Problem to solve -
From the records below, pull each line that has "Besançon".

Data supplied -
____________________
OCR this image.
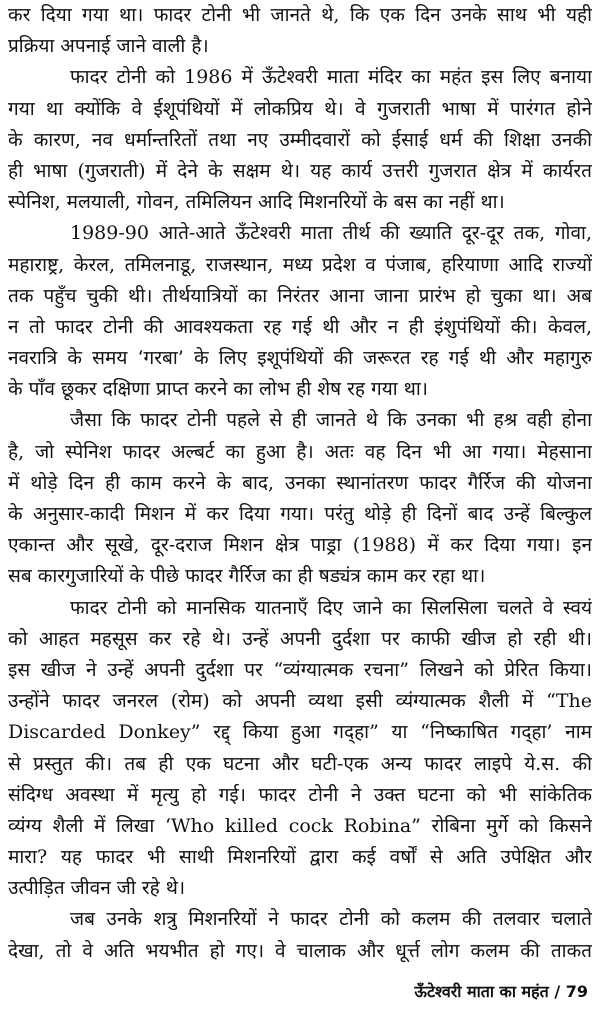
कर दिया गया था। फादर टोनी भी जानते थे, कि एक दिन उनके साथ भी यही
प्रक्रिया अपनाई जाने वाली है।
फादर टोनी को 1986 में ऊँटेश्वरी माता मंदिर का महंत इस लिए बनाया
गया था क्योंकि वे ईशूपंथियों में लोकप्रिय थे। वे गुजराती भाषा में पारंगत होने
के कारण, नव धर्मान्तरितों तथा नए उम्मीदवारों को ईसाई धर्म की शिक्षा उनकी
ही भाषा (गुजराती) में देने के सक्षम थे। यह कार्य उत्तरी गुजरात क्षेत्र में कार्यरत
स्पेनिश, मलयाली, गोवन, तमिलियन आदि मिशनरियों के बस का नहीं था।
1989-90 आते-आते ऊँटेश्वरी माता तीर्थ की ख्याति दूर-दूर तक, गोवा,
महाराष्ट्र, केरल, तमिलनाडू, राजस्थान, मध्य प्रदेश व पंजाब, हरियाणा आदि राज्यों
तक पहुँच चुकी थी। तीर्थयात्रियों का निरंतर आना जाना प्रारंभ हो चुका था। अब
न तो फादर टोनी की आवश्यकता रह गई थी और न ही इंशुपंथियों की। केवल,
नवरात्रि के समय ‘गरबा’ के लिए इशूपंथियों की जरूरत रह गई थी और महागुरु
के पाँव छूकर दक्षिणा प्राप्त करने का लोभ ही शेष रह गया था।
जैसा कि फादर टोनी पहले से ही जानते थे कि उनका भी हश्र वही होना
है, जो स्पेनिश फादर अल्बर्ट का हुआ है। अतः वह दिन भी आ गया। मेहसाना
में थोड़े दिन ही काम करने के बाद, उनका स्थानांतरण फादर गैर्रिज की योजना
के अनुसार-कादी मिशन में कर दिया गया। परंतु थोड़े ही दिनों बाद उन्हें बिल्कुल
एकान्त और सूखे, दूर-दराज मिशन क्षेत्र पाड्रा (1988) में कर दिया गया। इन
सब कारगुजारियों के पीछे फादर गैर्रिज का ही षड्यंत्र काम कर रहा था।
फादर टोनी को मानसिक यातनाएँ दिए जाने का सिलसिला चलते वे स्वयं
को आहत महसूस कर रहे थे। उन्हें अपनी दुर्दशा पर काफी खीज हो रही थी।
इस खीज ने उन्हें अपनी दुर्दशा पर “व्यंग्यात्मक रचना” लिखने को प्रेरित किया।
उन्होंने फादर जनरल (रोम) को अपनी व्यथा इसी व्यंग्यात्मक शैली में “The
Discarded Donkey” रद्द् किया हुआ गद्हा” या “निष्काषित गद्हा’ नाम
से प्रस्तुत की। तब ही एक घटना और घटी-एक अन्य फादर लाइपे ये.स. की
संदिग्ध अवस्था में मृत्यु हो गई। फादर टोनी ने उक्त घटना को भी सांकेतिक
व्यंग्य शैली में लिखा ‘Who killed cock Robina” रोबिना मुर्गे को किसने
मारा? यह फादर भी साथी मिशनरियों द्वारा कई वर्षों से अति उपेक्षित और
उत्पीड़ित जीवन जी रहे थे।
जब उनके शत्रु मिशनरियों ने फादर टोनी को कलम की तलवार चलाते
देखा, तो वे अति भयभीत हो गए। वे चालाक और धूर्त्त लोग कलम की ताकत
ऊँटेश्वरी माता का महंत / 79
____________________
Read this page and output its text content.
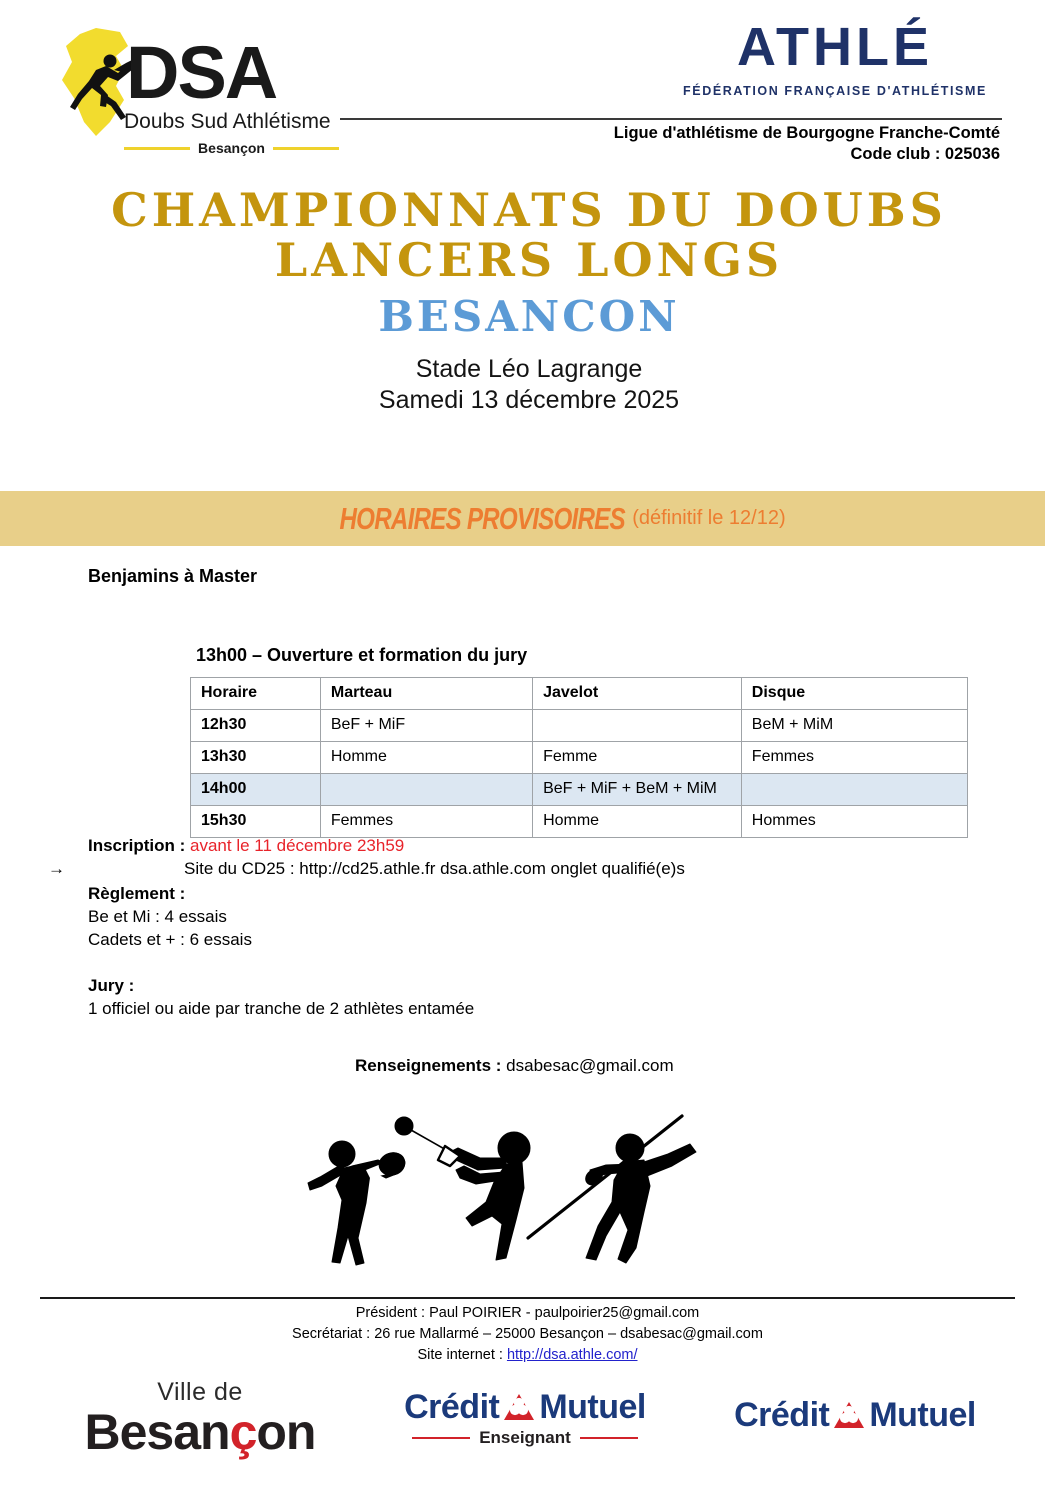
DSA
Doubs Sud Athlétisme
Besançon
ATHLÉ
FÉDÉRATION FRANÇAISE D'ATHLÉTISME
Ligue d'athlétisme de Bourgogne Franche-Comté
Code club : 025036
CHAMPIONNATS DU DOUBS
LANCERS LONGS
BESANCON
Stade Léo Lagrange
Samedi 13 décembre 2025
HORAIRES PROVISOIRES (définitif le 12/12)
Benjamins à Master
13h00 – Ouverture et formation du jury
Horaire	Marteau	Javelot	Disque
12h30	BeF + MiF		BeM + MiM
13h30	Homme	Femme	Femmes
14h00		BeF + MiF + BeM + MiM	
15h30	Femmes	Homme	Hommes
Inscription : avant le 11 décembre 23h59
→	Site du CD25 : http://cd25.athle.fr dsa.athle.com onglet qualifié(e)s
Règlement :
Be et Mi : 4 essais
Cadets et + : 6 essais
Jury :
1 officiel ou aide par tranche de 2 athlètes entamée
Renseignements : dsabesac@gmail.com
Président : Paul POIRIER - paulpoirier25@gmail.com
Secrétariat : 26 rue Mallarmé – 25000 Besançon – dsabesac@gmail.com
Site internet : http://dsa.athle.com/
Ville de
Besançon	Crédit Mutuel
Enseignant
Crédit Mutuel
____________________
Response to this task -
Besançon
Secrétariat : 26 rue Mallarmé – 25000 Besançon – dsabesac@gmail.com
Besançon	Crédit Mutuel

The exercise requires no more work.